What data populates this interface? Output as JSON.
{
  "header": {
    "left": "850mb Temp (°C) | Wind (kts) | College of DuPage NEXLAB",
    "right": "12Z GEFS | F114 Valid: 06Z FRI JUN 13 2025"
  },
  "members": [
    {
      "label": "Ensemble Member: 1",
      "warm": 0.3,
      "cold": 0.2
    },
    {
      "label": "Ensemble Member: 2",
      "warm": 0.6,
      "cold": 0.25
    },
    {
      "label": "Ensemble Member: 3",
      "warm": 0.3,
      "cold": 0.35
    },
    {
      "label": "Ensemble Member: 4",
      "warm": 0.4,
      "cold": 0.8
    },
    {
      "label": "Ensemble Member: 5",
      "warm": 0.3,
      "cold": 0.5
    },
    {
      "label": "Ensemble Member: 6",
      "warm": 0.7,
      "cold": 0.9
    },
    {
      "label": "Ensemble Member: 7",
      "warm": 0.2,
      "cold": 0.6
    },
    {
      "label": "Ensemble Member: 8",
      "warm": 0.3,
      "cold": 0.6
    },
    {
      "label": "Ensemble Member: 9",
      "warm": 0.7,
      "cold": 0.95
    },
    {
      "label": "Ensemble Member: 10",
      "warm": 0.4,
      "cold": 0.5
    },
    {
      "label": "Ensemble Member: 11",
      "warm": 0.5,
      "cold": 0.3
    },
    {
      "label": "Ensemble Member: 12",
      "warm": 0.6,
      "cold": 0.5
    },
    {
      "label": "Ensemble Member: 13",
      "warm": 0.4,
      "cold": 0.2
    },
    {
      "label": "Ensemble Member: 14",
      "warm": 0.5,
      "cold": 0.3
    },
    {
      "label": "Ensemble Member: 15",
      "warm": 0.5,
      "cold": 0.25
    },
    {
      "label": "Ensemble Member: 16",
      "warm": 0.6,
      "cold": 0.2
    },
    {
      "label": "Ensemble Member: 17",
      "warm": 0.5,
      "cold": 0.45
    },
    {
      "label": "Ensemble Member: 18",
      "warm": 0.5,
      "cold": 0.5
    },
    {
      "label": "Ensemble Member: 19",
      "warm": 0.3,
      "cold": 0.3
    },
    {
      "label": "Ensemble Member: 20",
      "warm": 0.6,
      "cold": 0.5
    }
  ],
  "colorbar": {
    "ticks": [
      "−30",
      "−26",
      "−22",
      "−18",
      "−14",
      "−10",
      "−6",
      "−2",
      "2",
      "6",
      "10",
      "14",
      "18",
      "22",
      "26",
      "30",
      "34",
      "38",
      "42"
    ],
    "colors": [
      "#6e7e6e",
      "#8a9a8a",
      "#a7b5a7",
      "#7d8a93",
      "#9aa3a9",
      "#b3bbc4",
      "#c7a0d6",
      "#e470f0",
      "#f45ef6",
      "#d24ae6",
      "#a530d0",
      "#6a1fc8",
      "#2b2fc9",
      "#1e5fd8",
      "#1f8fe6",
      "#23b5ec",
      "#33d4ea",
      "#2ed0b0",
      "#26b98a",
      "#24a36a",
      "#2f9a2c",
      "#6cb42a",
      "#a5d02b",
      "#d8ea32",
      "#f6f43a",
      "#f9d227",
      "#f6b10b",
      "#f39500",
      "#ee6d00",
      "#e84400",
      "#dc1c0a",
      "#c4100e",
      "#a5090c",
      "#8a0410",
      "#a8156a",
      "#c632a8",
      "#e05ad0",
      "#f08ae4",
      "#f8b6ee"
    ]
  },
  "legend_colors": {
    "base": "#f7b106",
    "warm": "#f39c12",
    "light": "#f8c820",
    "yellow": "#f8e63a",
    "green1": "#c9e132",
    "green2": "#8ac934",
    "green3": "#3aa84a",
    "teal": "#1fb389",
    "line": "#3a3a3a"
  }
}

Aim >> Output every record above exactly as it appears.

Completed exercise >>
What data populates this interface? Output as JSON.
{
  "header": {
    "left": "850mb Temp (°C) | Wind (kts) | College of DuPage NEXLAB",
    "right": "12Z GEFS | F114 Valid: 06Z FRI JUN 13 2025"
  },
  "members": [
    {
      "label": "Ensemble Member: 1",
      "warm": 0.3,
      "cold": 0.2
    },
    {
      "label": "Ensemble Member: 2",
      "warm": 0.6,
      "cold": 0.25
    },
    {
      "label": "Ensemble Member: 3",
      "warm": 0.3,
      "cold": 0.35
    },
    {
      "label": "Ensemble Member: 4",
      "warm": 0.4,
      "cold": 0.8
    },
    {
      "label": "Ensemble Member: 5",
      "warm": 0.3,
      "cold": 0.5
    },
    {
      "label": "Ensemble Member: 6",
      "warm": 0.7,
      "cold": 0.9
    },
    {
      "label": "Ensemble Member: 7",
      "warm": 0.2,
      "cold": 0.6
    },
    {
      "label": "Ensemble Member: 8",
      "warm": 0.3,
      "cold": 0.6
    },
    {
      "label": "Ensemble Member: 9",
      "warm": 0.7,
      "cold": 0.95
    },
    {
      "label": "Ensemble Member: 10",
      "warm": 0.4,
      "cold": 0.5
    },
    {
      "label": "Ensemble Member: 11",
      "warm": 0.5,
      "cold": 0.3
    },
    {
      "label": "Ensemble Member: 12",
      "warm": 0.6,
      "cold": 0.5
    },
    {
      "label": "Ensemble Member: 13",
      "warm": 0.4,
      "cold": 0.2
    },
    {
      "label": "Ensemble Member: 14",
      "warm": 0.5,
      "cold": 0.3
    },
    {
      "label": "Ensemble Member: 15",
      "warm": 0.5,
      "cold": 0.25
    },
    {
      "label": "Ensemble Member: 16",
      "warm": 0.6,
      "cold": 0.2
    },
    {
      "label": "Ensemble Member: 17",
      "warm": 0.5,
      "cold": 0.45
    },
    {
      "label": "Ensemble Member: 18",
      "warm": 0.5,
      "cold": 0.5
    },
    {
      "label": "Ensemble Member: 19",
      "warm": 0.3,
      "cold": 0.3
    },
    {
      "label": "Ensemble Member: 20",
      "warm": 0.6,
      "cold": 0.5
    }
  ],
  "colorbar": {
    "ticks": [
      "−30",
      "−26",
      "−22",
      "−18",
      "−14",
      "−10",
      "−6",
      "−2",
      "2",
      "6",
      "10",
      "14",
      "18",
      "22",
      "26",
      "30",
      "34",
      "38",
      "42"
    ],
    "colors": [
      "#6e7e6e",
      "#8a9a8a",
      "#a7b5a7",
      "#7d8a93",
      "#9aa3a9",
      "#b3bbc4",
      "#c7a0d6",
      "#e470f0",
      "#f45ef6",
      "#d24ae6",
      "#a530d0",
      "#6a1fc8",
      "#2b2fc9",
      "#1e5fd8",
      "#1f8fe6",
      "#23b5ec",
      "#33d4ea",
      "#2ed0b0",
      "#26b98a",
      "#24a36a",
      "#2f9a2c",
      "#6cb42a",
      "#a5d02b",
      "#d8ea32",
      "#f6f43a",
      "#f9d227",
      "#f6b10b",
      "#f39500",
      "#ee6d00",
      "#e84400",
      "#dc1c0a",
      "#c4100e",
      "#a5090c",
      "#8a0410",
      "#a8156a",
      "#c632a8",
      "#e05ad0",
      "#f08ae4",
      "#f8b6ee"
    ]
  },
  "legend_colors": {
    "base": "#f7b106",
    "warm": "#f39c12",
    "light": "#f8c820",
    "yellow": "#f8e63a",
    "green1": "#c9e132",
    "green2": "#8ac934",
    "green3": "#3aa84a",
    "teal": "#1fb389",
    "line": "#3a3a3a"
  }
}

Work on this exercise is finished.